• **PROMPT**
Output each record exactly, excluding pictures.

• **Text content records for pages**
----------

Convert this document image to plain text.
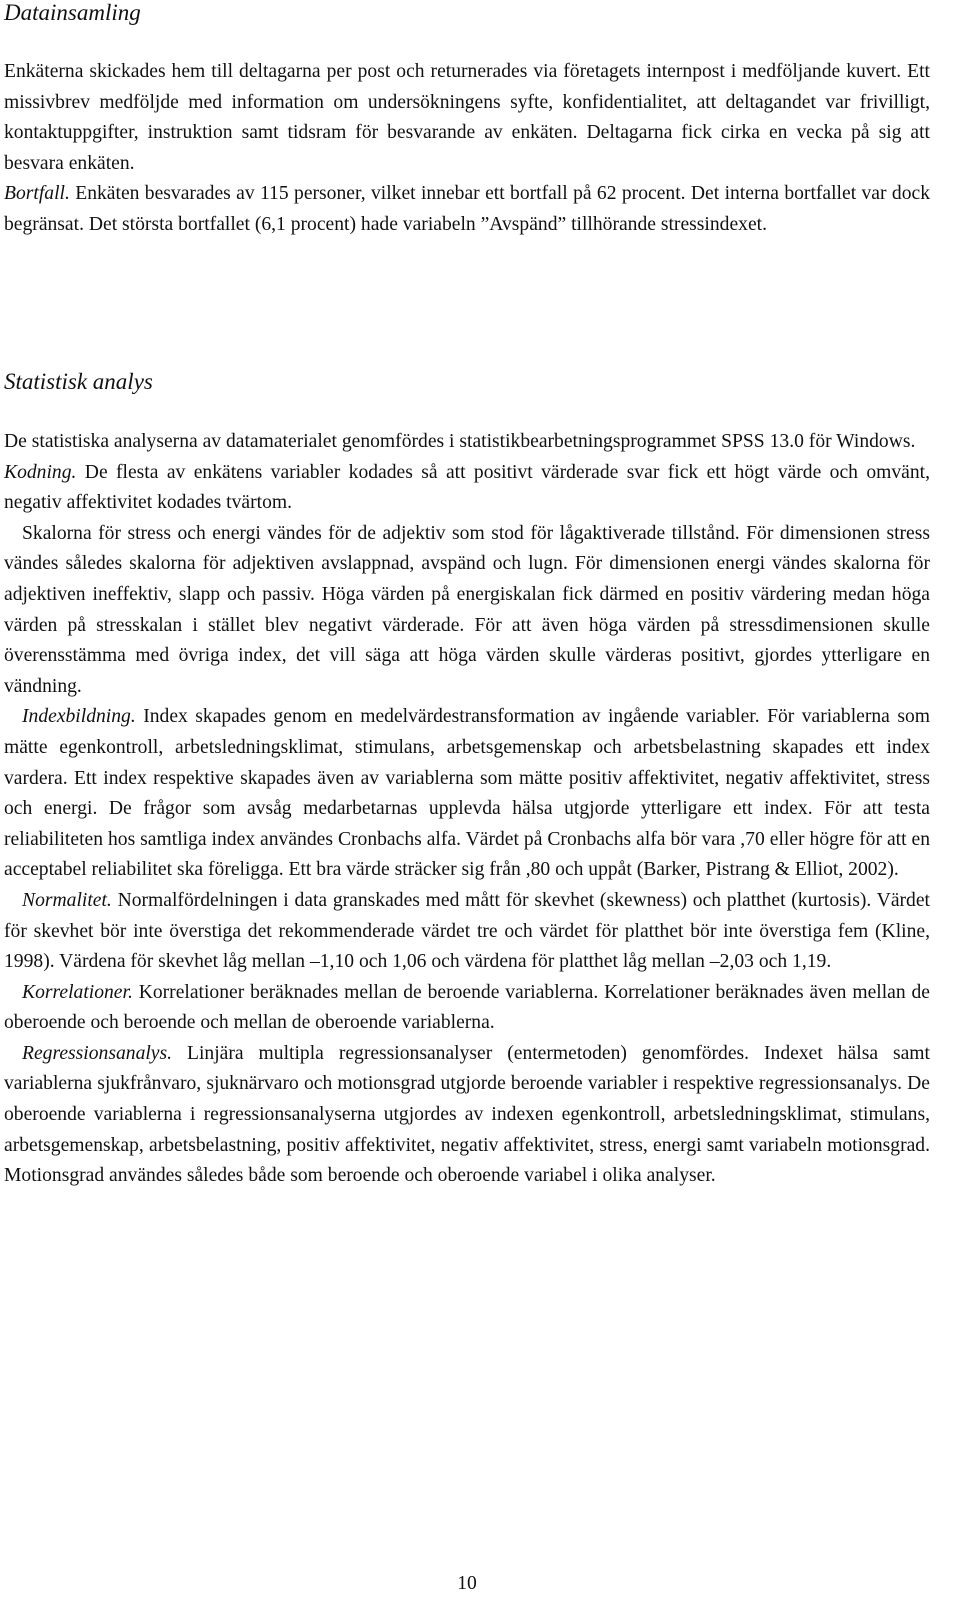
Datainsamling

Enkäterna skickades hem till deltagarna per post och returnerades via företagets internpost i medföljande kuvert. Ett missivbrev medföljde med information om undersökningens syfte, konfidentialitet, att deltagandet var frivilligt, kontaktuppgifter, instruktion samt tidsram för besvarande av enkäten. Deltagarna fick cirka en vecka på sig att besvara enkäten.

Bortfall. Enkäten besvarades av 115 personer, vilket innebar ett bortfall på 62 procent. Det interna bortfallet var dock begränsat. Det största bortfallet (6,1 procent) hade variabeln ”Avspänd” tillhörande stressindexet.

Statistisk analys

De statistiska analyserna av datamaterialet genomfördes i statistikbearbetningsprogrammet SPSS 13.0 för Windows.

Kodning. De flesta av enkätens variabler kodades så att positivt värderade svar fick ett högt värde och omvänt, negativ affektivitet kodades tvärtom.

Skalorna för stress och energi vändes för de adjektiv som stod för lågaktiverade tillstånd. För dimensionen stress vändes således skalorna för adjektiven avslappnad, avspänd och lugn. För dimensionen energi vändes skalorna för adjektiven ineffektiv, slapp och passiv. Höga värden på energiskalan fick därmed en positiv värdering medan höga värden på stresskalan i stället blev negativt värderade. För att även höga värden på stressdimensionen skulle överensstämma med övriga index, det vill säga att höga värden skulle värderas positivt, gjordes ytterligare en vändning.

Indexbildning. Index skapades genom en medelvärdestransformation av ingående variabler. För variablerna som mätte egenkontroll, arbetsledningsklimat, stimulans, arbetsgemenskap och arbetsbelastning skapades ett index vardera. Ett index respektive skapades även av variablerna som mätte positiv affektivitet, negativ affektivitet, stress och energi. De frågor som avsåg medarbetarnas upplevda hälsa utgjorde ytterligare ett index. För att testa reliabiliteten hos samtliga index användes Cronbachs alfa. Värdet på Cronbachs alfa bör vara ,70 eller högre för att en acceptabel reliabilitet ska föreligga. Ett bra värde sträcker sig från ,80 och uppåt (Barker, Pistrang & Elliot, 2002).

Normalitet. Normalfördelningen i data granskades med mått för skevhet (skewness) och platthet (kurtosis). Värdet för skevhet bör inte överstiga det rekommenderade värdet tre och värdet för platthet bör inte överstiga fem (Kline, 1998). Värdena för skevhet låg mellan –1,10 och 1,06 och värdena för platthet låg mellan –2,03 och 1,19.

Korrelationer. Korrelationer beräknades mellan de beroende variablerna. Korrelationer beräknades även mellan de oberoende och beroende och mellan de oberoende variablerna.

Regressionsanalys. Linjära multipla regressionsanalyser (entermetoden) genomfördes. Indexet hälsa samt variablerna sjukfrånvaro, sjuknärvaro och motionsgrad utgjorde beroende variabler i respektive regressionsanalys. De oberoende variablerna i regressionsanalyserna utgjordes av indexen egenkontroll, arbetsledningsklimat, stimulans, arbetsgemenskap, arbetsbelastning, positiv affektivitet, negativ affektivitet, stress, energi samt variabeln motionsgrad. Motionsgrad användes således både som beroende och oberoende variabel i olika analyser.

10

----------

• **ANSWER BOX**
Convert this document image to plain text.
Datainsamling

Enkäterna skickades hem till deltagarna per post och returnerades via företagets internpost i medföljande kuvert. Ett missivbrev medföljde med information om undersökningens syfte, konfidentialitet, att deltagandet var frivilligt, kontaktuppgifter, instruktion samt tidsram för besvarande av enkäten. Deltagarna fick cirka en vecka på sig att besvara enkäten.

Bortfall. Enkäten besvarades av 115 personer, vilket innebar ett bortfall på 62 procent. Det interna bortfallet var dock begränsat. Det största bortfallet (6,1 procent) hade variabeln ”Avspänd” tillhörande stressindexet.

Statistisk analys

De statistiska analyserna av datamaterialet genomfördes i statistikbearbetningsprogrammet SPSS 13.0 för Windows.

Kodning. De flesta av enkätens variabler kodades så att positivt värderade svar fick ett högt värde och omvänt, negativ affektivitet kodades tvärtom.

Skalorna för stress och energi vändes för de adjektiv som stod för lågaktiverade tillstånd. För dimensionen stress vändes således skalorna för adjektiven avslappnad, avspänd och lugn. För dimensionen energi vändes skalorna för adjektiven ineffektiv, slapp och passiv. Höga värden på energiskalan fick därmed en positiv värdering medan höga värden på stresskalan i stället blev negativt värderade. För att även höga värden på stressdimensionen skulle överensstämma med övriga index, det vill säga att höga värden skulle värderas positivt, gjordes ytterligare en vändning.

Indexbildning. Index skapades genom en medelvärdestransformation av ingående variabler. För variablerna som mätte egenkontroll, arbetsledningsklimat, stimulans, arbetsgemenskap och arbetsbelastning skapades ett index vardera. Ett index respektive skapades även av variablerna som mätte positiv affektivitet, negativ affektivitet, stress och energi. De frågor som avsåg medarbetarnas upplevda hälsa utgjorde ytterligare ett index. För att testa reliabiliteten hos samtliga index användes Cronbachs alfa. Värdet på Cronbachs alfa bör vara ,70 eller högre för att en acceptabel reliabilitet ska föreligga. Ett bra värde sträcker sig från ,80 och uppåt (Barker, Pistrang & Elliot, 2002).

Normalitet. Normalfördelningen i data granskades med mått för skevhet (skewness) och platthet (kurtosis). Värdet för skevhet bör inte överstiga det rekommenderade värdet tre och värdet för platthet bör inte överstiga fem (Kline, 1998). Värdena för skevhet låg mellan –1,10 och 1,06 och värdena för platthet låg mellan –2,03 och 1,19.

Korrelationer. Korrelationer beräknades mellan de beroende variablerna. Korrelationer beräknades även mellan de oberoende och beroende och mellan de oberoende variablerna.

Regressionsanalys. Linjära multipla regressionsanalyser (entermetoden) genomfördes. Indexet hälsa samt variablerna sjukfrånvaro, sjuknärvaro och motionsgrad utgjorde beroende variabler i respektive regressionsanalys. De oberoende variablerna i regressionsanalyserna utgjordes av indexen egenkontroll, arbetsledningsklimat, stimulans, arbetsgemenskap, arbetsbelastning, positiv affektivitet, negativ affektivitet, stress, energi samt variabeln motionsgrad. Motionsgrad användes således både som beroende och oberoende variabel i olika analyser.

10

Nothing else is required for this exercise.